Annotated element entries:
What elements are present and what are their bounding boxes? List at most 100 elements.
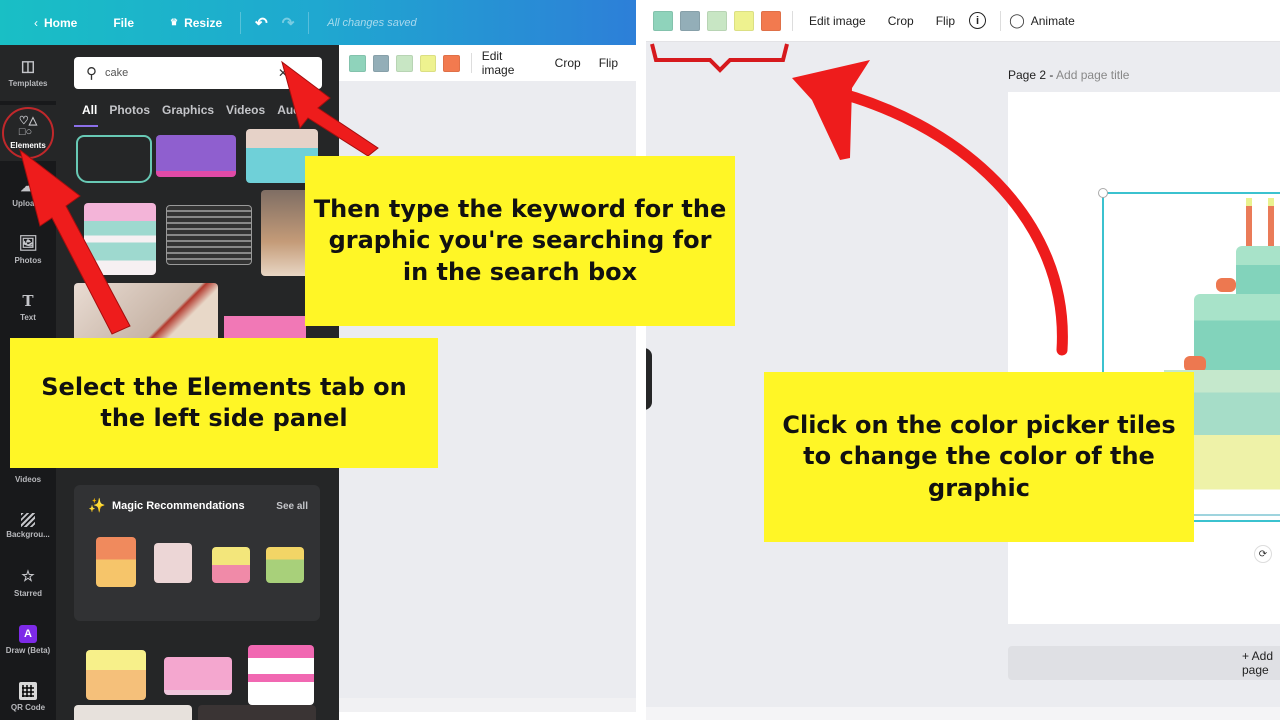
- color-swatch-1[interactable]: [653, 10, 673, 31]
- result-outline-cake[interactable]: [76, 135, 152, 183]
- animate-button[interactable]: Animate: [1031, 14, 1075, 28]
- edit-image-button[interactable]: Edit image: [809, 14, 866, 28]
- flip-button[interactable]: Flip: [599, 56, 618, 70]
- page-label: Page 2 - Add page title: [1008, 68, 1130, 82]
- rec-green-cake[interactable]: [266, 547, 304, 583]
- rotate-icon[interactable]: ⟳: [1254, 545, 1272, 563]
- tab-all[interactable]: All: [82, 103, 97, 117]
- bottom-bar: [339, 712, 636, 720]
- color-swatch-3[interactable]: [396, 54, 413, 72]
- rail-item-draw[interactable]: A Draw (Beta): [0, 612, 56, 668]
- callout-color: Click on the color picker tiles to chang…: [764, 372, 1194, 542]
- color-swatch-3[interactable]: [707, 10, 727, 31]
- candle: [1246, 198, 1252, 246]
- crop-button[interactable]: Crop: [888, 14, 914, 28]
- tab-graphics[interactable]: Graphics: [162, 103, 214, 117]
- qr-code-icon: [19, 682, 37, 700]
- rail-item-photos[interactable]: 🖼 Photos: [0, 222, 56, 278]
- edit-image-button[interactable]: Edit image: [482, 49, 537, 77]
- color-swatch-4[interactable]: [734, 10, 754, 31]
- draw-icon: A: [19, 625, 37, 643]
- panel-tabs: All Photos Graphics Videos Audio: [82, 103, 311, 117]
- color-swatch-5[interactable]: [443, 54, 460, 72]
- search-input[interactable]: [105, 67, 265, 79]
- tab-photos[interactable]: Photos: [109, 103, 150, 117]
- candle: [1268, 198, 1274, 246]
- chevron-left-icon: ‹: [34, 15, 38, 30]
- rail-item-backgrounds[interactable]: Backgrou...: [0, 498, 56, 554]
- search-icon: ⚲: [86, 65, 97, 82]
- result-purple-cake[interactable]: [156, 135, 236, 177]
- redo-button[interactable]: ↷: [282, 14, 295, 32]
- cherry: [1216, 278, 1236, 292]
- text-icon: T: [22, 292, 34, 310]
- divider: [308, 11, 310, 34]
- design-page[interactable]: ⟳: [1008, 92, 1280, 624]
- rail-item-qr-code[interactable]: QR Code: [0, 669, 56, 720]
- color-swatch-1[interactable]: [349, 54, 366, 72]
- active-tab-indicator: [74, 125, 98, 127]
- result-cake-photo[interactable]: [261, 190, 309, 276]
- editor-topbar: ‹ Home File ♛ Resize ↶ ↷ All changes sav…: [0, 0, 636, 45]
- result-photo-bottom-1[interactable]: [74, 705, 192, 720]
- info-icon[interactable]: i: [969, 12, 987, 29]
- flip-button[interactable]: Flip: [936, 14, 955, 28]
- divider: [470, 53, 472, 73]
- photos-icon: 🖼: [18, 235, 38, 252]
- home-button[interactable]: ‹ Home: [14, 16, 77, 30]
- color-swatch-4[interactable]: [419, 54, 437, 72]
- result-pink-tier-cake[interactable]: [248, 645, 314, 705]
- horizontal-scrollbar[interactable]: [339, 698, 636, 712]
- bottom-bar: [646, 707, 1280, 720]
- result-photo-bottom-2[interactable]: [198, 705, 316, 720]
- rail-item-starred[interactable]: ☆ Starred: [0, 555, 56, 611]
- magic-recommendations: ✨ Magic Recommendations See all: [74, 485, 320, 621]
- rec-white-cake[interactable]: [154, 543, 192, 583]
- color-swatch-2[interactable]: [680, 10, 700, 31]
- rail-item-text[interactable]: T Text: [0, 279, 56, 335]
- templates-icon: ◫: [20, 58, 36, 75]
- divider: [792, 10, 793, 31]
- panel-collapse-handle[interactable]: [646, 348, 652, 410]
- cake-top-tier: [1236, 246, 1280, 294]
- upload-icon: ☁: [20, 178, 36, 195]
- result-yellow-cake[interactable]: [86, 650, 146, 700]
- star-icon: ☆: [21, 568, 35, 585]
- color-swatch-2[interactable]: [372, 54, 390, 72]
- page-title-input[interactable]: Add page title: [1056, 68, 1129, 82]
- divider: [1000, 10, 1002, 31]
- animate-icon: ◯: [1009, 12, 1025, 28]
- tab-videos[interactable]: Videos: [226, 103, 265, 117]
- context-toolbar: Edit image Crop Flip i ◯ Animate: [646, 0, 1280, 42]
- background-icon: [21, 513, 35, 527]
- crown-icon: ♛: [170, 17, 179, 27]
- crop-button[interactable]: Crop: [555, 56, 581, 70]
- screenshot-divider: [636, 0, 646, 720]
- file-menu[interactable]: File: [107, 16, 134, 30]
- rec-orange-cake[interactable]: [96, 537, 136, 587]
- highlight-circle: [2, 107, 54, 159]
- undo-button[interactable]: ↶: [255, 14, 268, 32]
- color-swatch-5[interactable]: [761, 10, 781, 31]
- resize-button[interactable]: ♛ Resize: [164, 16, 222, 30]
- result-heart-cake[interactable]: [164, 657, 232, 695]
- divider: [240, 11, 242, 34]
- result-sketch-slice[interactable]: [166, 205, 252, 265]
- right-screenshot: Edit image Crop Flip i ◯ Animate Page 2 …: [646, 0, 1280, 720]
- cake-middle-tier: [1194, 294, 1280, 370]
- context-toolbar: Edit image Crop Flip: [339, 45, 636, 81]
- rail-item-templates[interactable]: ◫ Templates: [0, 45, 56, 101]
- add-page-button[interactable]: + Add page: [1008, 646, 1280, 680]
- clear-icon[interactable]: ✕: [278, 66, 288, 80]
- result-pink-layer-cake[interactable]: [84, 203, 156, 275]
- tab-audio[interactable]: Audio: [277, 103, 311, 117]
- sparkle-icon: ✨: [88, 497, 106, 513]
- callout-search: Then type the keyword for the graphic yo…: [305, 156, 735, 326]
- callout-elements: Select the Elements tab on the left side…: [10, 338, 438, 468]
- resize-handle[interactable]: [1098, 188, 1108, 198]
- rail-item-uploads[interactable]: ☁ Uploads: [0, 165, 56, 221]
- rec-yellow-pink-cake[interactable]: [212, 547, 250, 583]
- save-status: All changes saved: [327, 16, 417, 29]
- search-box[interactable]: ⚲ ✕: [74, 57, 322, 89]
- see-all-link[interactable]: See all: [276, 501, 308, 512]
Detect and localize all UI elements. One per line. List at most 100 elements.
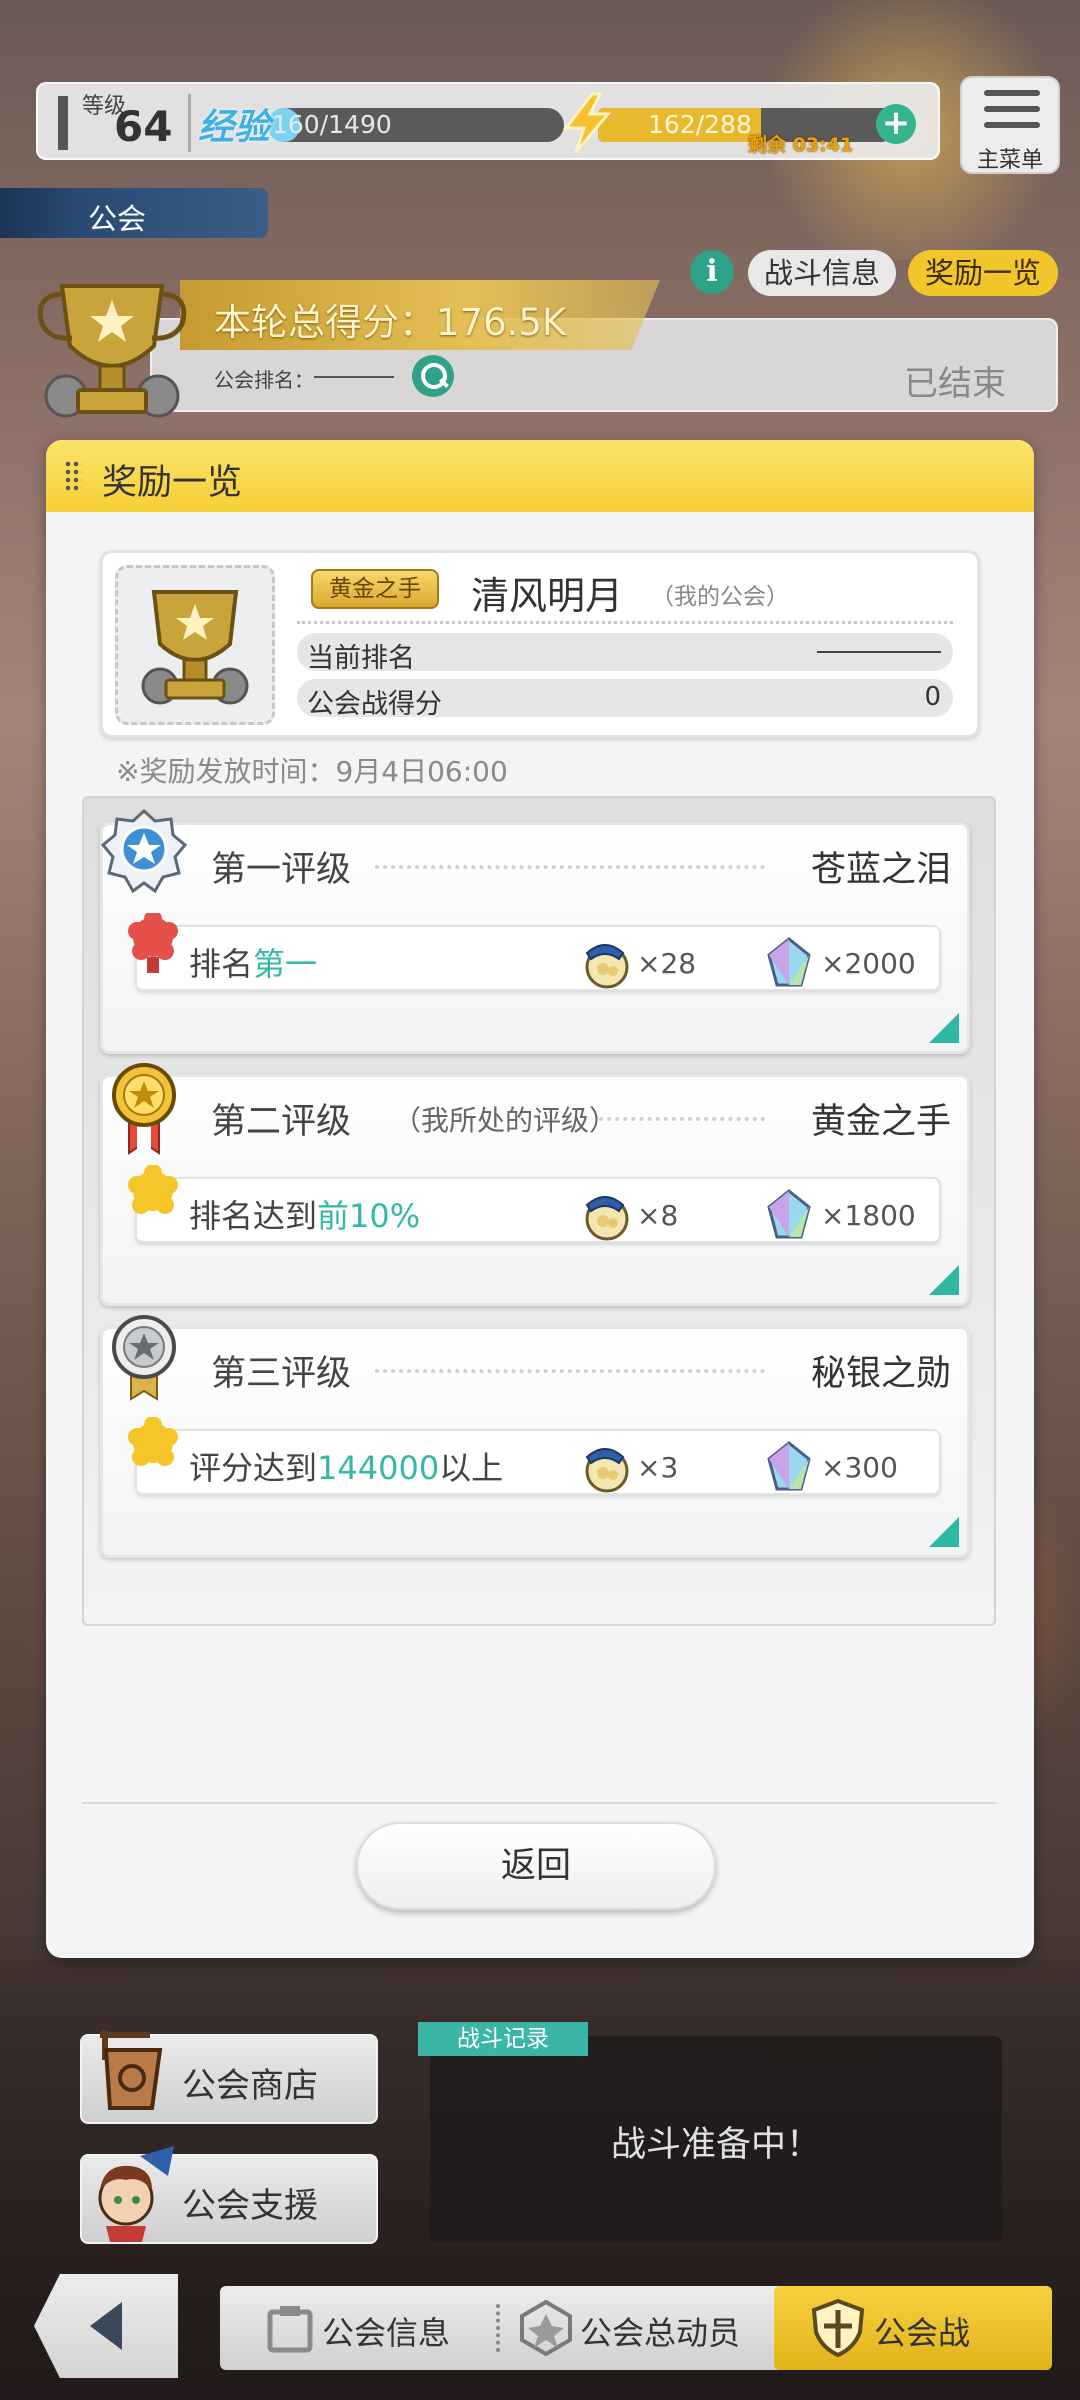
level-value: 64 [114,102,173,151]
my-tier-note: （我所处的评级） [393,1104,618,1137]
current-rank-row: 当前排名 [297,633,953,674]
exp-value: 160/1490 [272,110,392,139]
battle-log-tag: 战斗记录 [418,2022,588,2056]
status-bar: 等级 64 经验 160/1490 162/288 剩余 03:41 + [36,82,940,160]
emblem-icon [520,2300,572,2356]
character-avatar-icon [98,2146,174,2242]
guild-shop-button[interactable]: 公会商店 [80,2030,378,2124]
clipboard-icon [267,2306,313,2353]
stamina-remaining: 剩余 03:41 [748,134,854,156]
gem-quantity: ×300 [821,1451,898,1484]
guild-coin-icon [585,1448,629,1493]
tab-guild-mobilize[interactable]: 公会总动员 [504,2286,774,2370]
tier-list: 第一评级 苍蓝之泪 排名第一 ×28 ×2000 第二评级 （我所处的评级） 黄… [82,796,996,1626]
tier-condition: 评分达到144000以上 [189,1449,504,1487]
guild-support-button[interactable]: 公会支援 [80,2146,378,2244]
tab-guild-war[interactable]: 公会战 [774,2286,1052,2370]
tier-badge: 黄金之手 [311,569,439,609]
main-menu-button[interactable]: 主菜单 [960,76,1060,174]
info-icon[interactable]: i [690,250,734,294]
current-rank-value [817,651,941,653]
silver-star-medal-icon [112,1315,176,1401]
tier-card: 第二评级 （我所处的评级） 黄金之手 排名达到前10% ×8 ×1800 [100,1063,970,1306]
trophy-icon [141,590,249,705]
current-rank-label: 当前排名 [307,643,415,674]
tab-guild-mobilize-label: 公会总动员 [580,2314,741,2352]
tier-card: 第三评级 秘银之勋 评分达到144000以上 ×3 ×300 [100,1315,970,1558]
level-bar-mark [58,96,68,150]
guild-section-tab: 公会 [0,188,268,238]
guild-war-score-row: 公会战得分 0 [297,679,953,720]
gem-quantity: ×1800 [821,1199,916,1232]
yellow-flower-icon [128,1165,178,1214]
battle-log-message: 战斗准备中！ [610,2125,821,2165]
guild-war-score-label: 公会战得分 [307,689,442,720]
tier-name: 苍蓝之泪 [810,850,951,890]
gem-icon [767,1441,811,1491]
gem-quantity: ×2000 [821,947,916,980]
my-guild-tag: （我的公会） [651,584,789,610]
gem-icon [767,937,811,987]
divider [375,1369,765,1373]
expand-corner-icon[interactable] [929,1013,959,1043]
tier-name: 秘银之勋 [810,1354,951,1394]
divider [188,94,191,152]
main-menu-label: 主菜单 [976,148,1043,173]
tier-card: 第一评级 苍蓝之泪 排名第一 ×28 ×2000 [100,808,970,1054]
yellow-flower-icon [128,1417,178,1466]
red-flower-icon [128,913,178,973]
guild-shop-label: 公会商店 [182,2066,318,2106]
divider [297,621,953,624]
score-banner: 本轮总得分：176.5K [180,280,660,350]
reward-time: ※奖励发放时间：9月4日06:00 [116,755,508,788]
battle-info-button[interactable]: 战斗信息 [748,250,896,296]
guild-coin-icon [585,1196,629,1241]
guild-war-score-value: 0 [924,682,941,712]
guild-section-label: 公会 [88,202,147,236]
tier-title: 第二评级 [211,1102,352,1142]
my-guild-card: 黄金之手 清风明月 （我的公会） 当前排名 公会战得分 0 [100,550,980,738]
back-arrow-button[interactable] [34,2274,178,2378]
divider [599,1117,765,1121]
tier-condition: 排名第一 [189,945,318,983]
tier-condition: 排名达到前10% [189,1197,421,1235]
rewards-modal: 奖励一览 黄金之手 清风明月 （我的公会） 当前排名 公会战得分 0 ※奖励发放… [46,440,1034,1958]
gold-star-medal-icon [112,1063,176,1155]
lightning-icon [562,92,612,153]
tab-guild-info-label: 公会信息 [322,2314,451,2352]
tab-guild-war-label: 公会战 [874,2314,971,2352]
bottom-tab-bar: 公会信息 公会总动员 公会战 [220,2286,1052,2370]
tab-guild-info[interactable]: 公会信息 [220,2286,490,2370]
total-score: 本轮总得分：176.5K [214,301,567,344]
shield-icon [811,2298,865,2358]
tier-condition-row: 排名达到前10% ×8 ×1800 [128,1165,941,1243]
menu-icon [984,90,1040,96]
grip-icon [64,460,82,492]
back-button[interactable]: 返回 [356,1822,716,1910]
shop-sign-icon [100,2030,163,2110]
guild-name: 清风明月 [471,574,624,618]
coin-quantity: ×3 [637,1451,679,1484]
guild-support-label: 公会支援 [182,2186,318,2226]
tier-condition-row: 排名第一 ×28 ×2000 [128,913,941,991]
guild-rank-value [314,376,394,378]
guild-rank-label: 公会排名： [214,368,314,392]
exp-label: 经验 [198,107,271,148]
add-stamina-button[interactable]: + [876,104,916,144]
battle-log-panel[interactable]: 战斗准备中！ [430,2036,1002,2242]
rewards-list-button[interactable]: 奖励一览 [908,250,1058,296]
guild-emblem [115,565,275,725]
coin-quantity: ×8 [637,1199,679,1232]
divider [496,2304,500,2352]
divider [82,1802,996,1804]
expand-corner-icon[interactable] [929,1517,959,1547]
guild-coin-icon [585,944,629,989]
tier-title: 第一评级 [211,850,352,890]
tier-condition-row: 评分达到144000以上 ×3 ×300 [128,1417,941,1495]
expand-corner-icon[interactable] [929,1265,959,1295]
round-status: 已结束 [904,364,1006,404]
divider [375,865,765,869]
trophy-icon [37,284,187,418]
search-icon[interactable] [412,355,454,397]
modal-header: 奖励一览 [46,440,1034,512]
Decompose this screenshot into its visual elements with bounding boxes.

#### WORK REQUIRED:
Convert the stretch of lines from the one containing "- color-swatch-1[interactable]: [653, 10, 673, 31]" through the one containing "- flip-button[interactable]: Flip: [599, 56, 618, 70]" into a JSON list of strings, with one string per line and no blank lines.

#### SOLUTION FOR THIS EXERCISE:
[
  "- color-swatch-1[interactable]: [653, 10, 673, 31]",
  "- result-outline-cake[interactable]: [76, 135, 152, 183]",
  "- animate-button[interactable]: Animate: [1031, 14, 1075, 28]",
  "- edit-image-button[interactable]: Edit image: [809, 14, 866, 28]",
  "- flip-button[interactable]: Flip: [599, 56, 618, 70]"
]